Find and copy every line in the records that includes the string "class".
Start of RECORDS SHOWN
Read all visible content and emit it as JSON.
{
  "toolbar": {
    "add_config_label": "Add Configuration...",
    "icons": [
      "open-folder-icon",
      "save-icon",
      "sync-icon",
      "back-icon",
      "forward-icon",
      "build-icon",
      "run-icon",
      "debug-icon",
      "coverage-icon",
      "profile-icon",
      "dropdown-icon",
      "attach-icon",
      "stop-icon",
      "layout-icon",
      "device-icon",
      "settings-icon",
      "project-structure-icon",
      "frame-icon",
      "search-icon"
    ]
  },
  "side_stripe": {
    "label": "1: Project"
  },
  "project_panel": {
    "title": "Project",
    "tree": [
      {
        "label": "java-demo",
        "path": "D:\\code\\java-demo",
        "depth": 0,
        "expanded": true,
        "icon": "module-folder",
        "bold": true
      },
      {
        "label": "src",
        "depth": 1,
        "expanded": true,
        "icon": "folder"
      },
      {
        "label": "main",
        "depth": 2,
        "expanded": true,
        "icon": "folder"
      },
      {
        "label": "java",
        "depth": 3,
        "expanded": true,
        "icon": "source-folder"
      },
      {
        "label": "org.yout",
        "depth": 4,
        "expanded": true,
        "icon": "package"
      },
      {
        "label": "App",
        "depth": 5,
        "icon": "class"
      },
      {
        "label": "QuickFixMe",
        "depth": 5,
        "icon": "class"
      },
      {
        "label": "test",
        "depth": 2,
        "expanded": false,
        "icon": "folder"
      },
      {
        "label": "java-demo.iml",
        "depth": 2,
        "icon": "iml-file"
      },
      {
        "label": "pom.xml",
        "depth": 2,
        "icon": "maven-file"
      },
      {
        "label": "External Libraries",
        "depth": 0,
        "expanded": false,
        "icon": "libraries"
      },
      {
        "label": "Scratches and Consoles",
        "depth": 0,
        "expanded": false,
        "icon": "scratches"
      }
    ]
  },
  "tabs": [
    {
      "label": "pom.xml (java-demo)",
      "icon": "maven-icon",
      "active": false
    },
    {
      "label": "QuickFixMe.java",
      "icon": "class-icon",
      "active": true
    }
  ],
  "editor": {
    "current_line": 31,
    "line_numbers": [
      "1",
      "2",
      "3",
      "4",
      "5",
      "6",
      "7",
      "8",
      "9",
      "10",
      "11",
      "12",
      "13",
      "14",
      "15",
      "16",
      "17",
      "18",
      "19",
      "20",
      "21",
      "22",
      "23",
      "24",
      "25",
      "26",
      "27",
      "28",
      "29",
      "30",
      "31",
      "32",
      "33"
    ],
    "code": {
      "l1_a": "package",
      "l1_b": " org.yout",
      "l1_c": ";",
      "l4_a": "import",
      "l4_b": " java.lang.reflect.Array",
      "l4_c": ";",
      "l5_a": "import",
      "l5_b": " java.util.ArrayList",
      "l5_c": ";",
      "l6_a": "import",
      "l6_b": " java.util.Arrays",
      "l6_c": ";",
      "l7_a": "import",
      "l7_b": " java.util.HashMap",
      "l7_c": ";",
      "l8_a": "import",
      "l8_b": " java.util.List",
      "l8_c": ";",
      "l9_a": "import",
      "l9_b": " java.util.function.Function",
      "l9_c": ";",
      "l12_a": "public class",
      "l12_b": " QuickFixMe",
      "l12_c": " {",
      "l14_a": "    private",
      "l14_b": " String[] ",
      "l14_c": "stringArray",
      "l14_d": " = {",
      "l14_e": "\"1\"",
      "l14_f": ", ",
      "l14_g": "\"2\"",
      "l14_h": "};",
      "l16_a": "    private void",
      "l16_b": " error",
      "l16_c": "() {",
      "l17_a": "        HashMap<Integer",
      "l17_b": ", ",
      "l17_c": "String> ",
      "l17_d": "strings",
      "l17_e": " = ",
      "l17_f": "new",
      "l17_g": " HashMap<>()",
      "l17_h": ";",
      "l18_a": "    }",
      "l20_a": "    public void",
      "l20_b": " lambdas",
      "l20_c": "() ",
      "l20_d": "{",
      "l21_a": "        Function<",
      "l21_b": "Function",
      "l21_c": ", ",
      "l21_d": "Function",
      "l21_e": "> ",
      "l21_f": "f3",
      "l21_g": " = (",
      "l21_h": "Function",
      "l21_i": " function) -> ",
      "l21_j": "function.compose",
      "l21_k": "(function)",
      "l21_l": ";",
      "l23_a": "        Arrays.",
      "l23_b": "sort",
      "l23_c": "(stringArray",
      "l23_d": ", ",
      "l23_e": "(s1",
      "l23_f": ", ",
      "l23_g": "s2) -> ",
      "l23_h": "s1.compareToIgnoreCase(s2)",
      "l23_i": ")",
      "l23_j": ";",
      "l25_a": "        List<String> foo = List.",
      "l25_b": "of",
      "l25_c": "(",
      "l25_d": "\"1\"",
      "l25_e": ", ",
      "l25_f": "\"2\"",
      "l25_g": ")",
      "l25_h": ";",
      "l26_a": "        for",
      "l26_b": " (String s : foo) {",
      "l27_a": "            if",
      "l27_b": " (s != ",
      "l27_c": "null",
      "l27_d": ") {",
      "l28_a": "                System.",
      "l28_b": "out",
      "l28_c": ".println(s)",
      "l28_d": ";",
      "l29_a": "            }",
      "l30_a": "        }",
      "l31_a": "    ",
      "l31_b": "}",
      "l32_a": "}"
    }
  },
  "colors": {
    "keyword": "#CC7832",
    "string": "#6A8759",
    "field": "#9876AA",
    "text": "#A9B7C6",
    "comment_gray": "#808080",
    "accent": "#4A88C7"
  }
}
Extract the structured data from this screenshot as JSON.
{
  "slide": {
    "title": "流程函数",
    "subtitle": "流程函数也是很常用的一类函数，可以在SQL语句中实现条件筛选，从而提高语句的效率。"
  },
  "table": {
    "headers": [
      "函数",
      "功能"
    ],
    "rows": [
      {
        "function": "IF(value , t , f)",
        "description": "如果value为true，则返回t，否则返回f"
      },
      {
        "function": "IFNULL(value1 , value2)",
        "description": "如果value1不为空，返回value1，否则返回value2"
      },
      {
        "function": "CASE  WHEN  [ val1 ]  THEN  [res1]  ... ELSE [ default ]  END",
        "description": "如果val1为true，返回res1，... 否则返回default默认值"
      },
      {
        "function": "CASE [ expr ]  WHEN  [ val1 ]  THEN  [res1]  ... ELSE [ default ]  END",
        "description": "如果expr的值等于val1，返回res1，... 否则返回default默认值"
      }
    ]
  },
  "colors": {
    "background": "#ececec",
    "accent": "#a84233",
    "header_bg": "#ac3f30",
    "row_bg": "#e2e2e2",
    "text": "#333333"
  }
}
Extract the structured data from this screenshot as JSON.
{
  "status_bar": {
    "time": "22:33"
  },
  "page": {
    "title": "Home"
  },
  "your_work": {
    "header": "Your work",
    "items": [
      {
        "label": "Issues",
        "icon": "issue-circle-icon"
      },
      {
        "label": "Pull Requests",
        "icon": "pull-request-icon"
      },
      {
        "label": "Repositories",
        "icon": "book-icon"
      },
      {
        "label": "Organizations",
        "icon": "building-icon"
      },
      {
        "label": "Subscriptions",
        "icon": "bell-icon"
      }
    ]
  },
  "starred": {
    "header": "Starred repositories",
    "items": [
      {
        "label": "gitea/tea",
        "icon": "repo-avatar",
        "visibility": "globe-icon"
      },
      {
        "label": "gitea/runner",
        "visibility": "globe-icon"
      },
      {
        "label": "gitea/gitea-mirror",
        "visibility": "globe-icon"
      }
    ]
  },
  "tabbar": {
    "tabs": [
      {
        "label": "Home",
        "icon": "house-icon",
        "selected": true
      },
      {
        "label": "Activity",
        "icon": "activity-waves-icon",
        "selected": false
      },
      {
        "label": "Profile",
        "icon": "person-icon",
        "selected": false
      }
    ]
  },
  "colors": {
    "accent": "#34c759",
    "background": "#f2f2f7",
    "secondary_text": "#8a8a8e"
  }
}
End of RECORDS SHOWN
ANSWER TO THE EXERCISE:
        "icon": "class"
        "icon": "class"
      "icon": "class-icon",
      "l12_a": "public class",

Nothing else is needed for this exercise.